:: Goal ::
Look through the material below and give the number of lines holding "落到实处", with no other words.

** START **

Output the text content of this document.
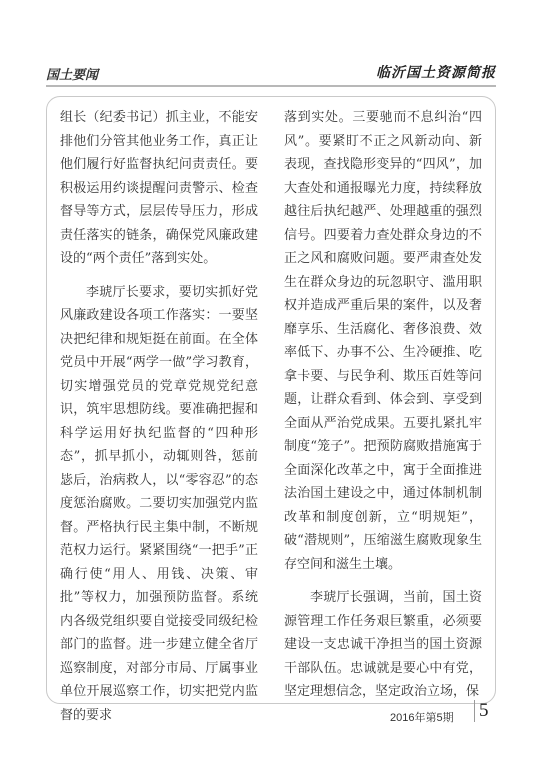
国土要闻	临沂国土资源简报

组长（纪委书记）抓主业，不能安排他们分管其他业务工作，真正让他们履行好监督执纪问责责任。要积极运用约谈提醒问责警示、检查督导等方式，层层传导压力，形成责任落实的链条，确保党风廉政建设的“两个责任”落到实处。

李琥厅长要求，要切实抓好党风廉政建设各项工作落实：一要坚决把纪律和规矩挺在前面。在全体党员中开展“两学一做”学习教育，切实增强党员的党章党规党纪意识，筑牢思想防线。要准确把握和科学运用好执纪监督的“四种形态”，抓早抓小，动辄则咎，惩前毖后，治病救人，以“零容忍”的态度惩治腐败。二要切实加强党内监督。严格执行民主集中制，不断规范权力运行。紧紧围绕“一把手”正确行使“用人、用钱、决策、审批”等权力，加强预防监督。系统内各级党组织要自觉接受同级纪检部门的监督。进一步建立健全省厅巡察制度，对部分市局、厅属事业单位开展巡察工作，切实把党内监督的要求

落到实处。三要驰而不息纠治“四风”。要紧盯不正之风新动向、新表现，查找隐形变异的“四风”，加大查处和通报曝光力度，持续释放越往后执纪越严、处理越重的强烈信号。四要着力查处群众身边的不正之风和腐败问题。要严肃查处发生在群众身边的玩忽职守、滥用职权并造成严重后果的案件，以及奢靡享乐、生活腐化、奢侈浪费、效率低下、办事不公、生冷硬推、吃拿卡要、与民争利、欺压百姓等问题，让群众看到、体会到、享受到全面从严治党成果。五要扎紧扎牢制度“笼子”。把预防腐败措施寓于全面深化改革之中，寓于全面推进法治国土建设之中，通过体制机制改革和制度创新，立“明规矩”，破“潜规则”，压缩滋生腐败现象生存空间和滋生土壤。

李琥厅长强调，当前，国土资源管理工作任务艰巨繁重，必须要建设一支忠诚干净担当的国土资源干部队伍。忠诚就是要心中有党，坚定理想信念，坚定政治立场，保

2016年第5期 5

** END **

:: Output ::
2